:: YOUR OBJECTIVE ::
Copy all of the material exactly. Pictures are not to appear in the copy.

#### DATA ROWS ####

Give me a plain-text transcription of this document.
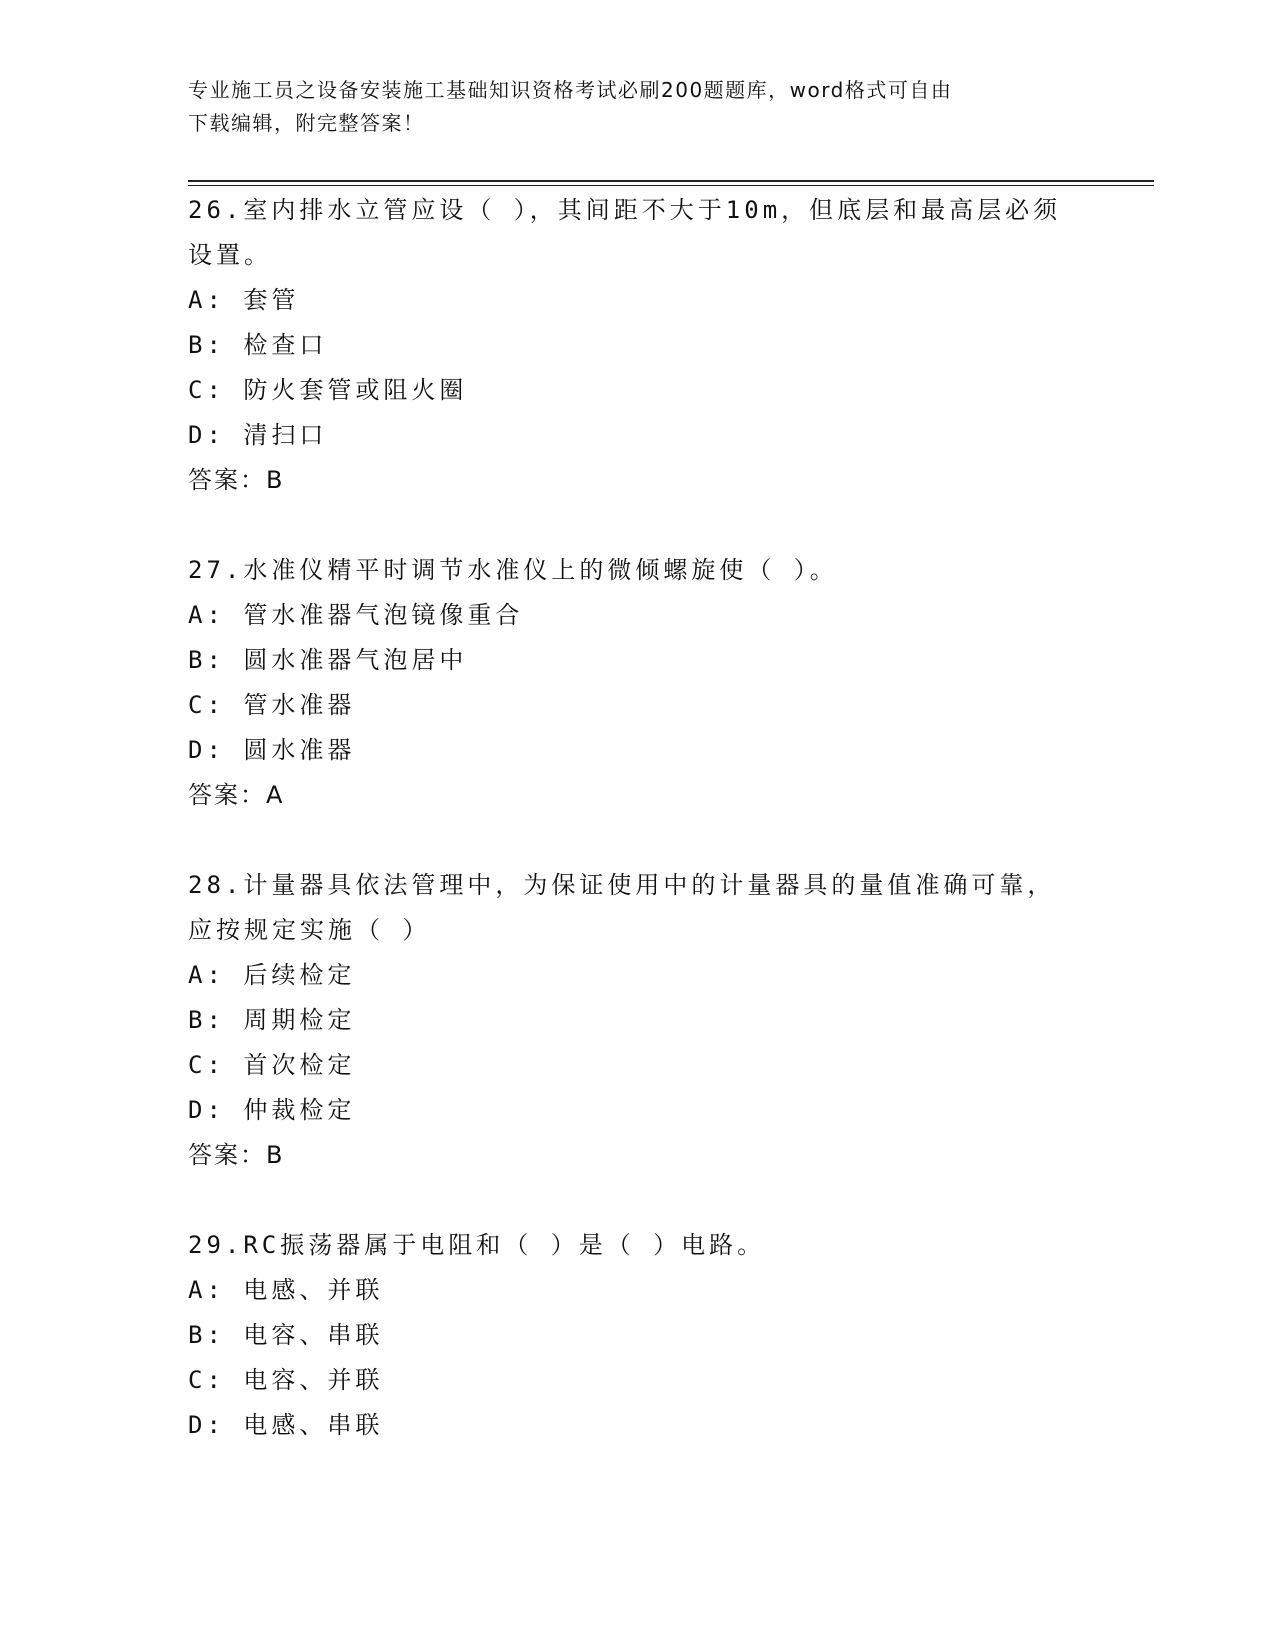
专业施工员之设备安装施工基础知识资格考试必刷200题题库，word格式可自由
下载编辑，附完整答案！
26.室内排水立管应设（ ），其间距不大于10m，但底层和最高层必须
设置。
A: 套管
B: 检查口
C: 防火套管或阻火圈
D: 清扫口
答案：B
27.水准仪精平时调节水准仪上的微倾螺旋使（ ）。
A: 管水准器气泡镜像重合
B: 圆水准器气泡居中
C: 管水准器
D: 圆水准器
答案：A
28.计量器具依法管理中，为保证使用中的计量器具的量值准确可靠，
应按规定实施（ ）
A: 后续检定
B: 周期检定
C: 首次检定
D: 仲裁检定
答案：B
29.RC振荡器属于电阻和（ ）是（ ）电路。
A: 电感、并联
B: 电容、串联
C: 电容、并联
D: 电感、串联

####

:: OUTPUT ::
Give me a plain-text transcription of this document.
专业施工员之设备安装施工基础知识资格考试必刷200题题库，word格式可自由
下载编辑，附完整答案！
26.室内排水立管应设（ ），其间距不大于10m，但底层和最高层必须
设置。
A: 套管
B: 检查口
C: 防火套管或阻火圈
D: 清扫口
答案：B
27.水准仪精平时调节水准仪上的微倾螺旋使（ ）。
A: 管水准器气泡镜像重合
B: 圆水准器气泡居中
C: 管水准器
D: 圆水准器
答案：A
28.计量器具依法管理中，为保证使用中的计量器具的量值准确可靠，
应按规定实施（ ）
A: 后续检定
B: 周期检定
C: 首次检定
D: 仲裁检定
答案：B
29.RC振荡器属于电阻和（ ）是（ ）电路。
A: 电感、并联
B: 电容、串联
C: 电容、并联
D: 电感、串联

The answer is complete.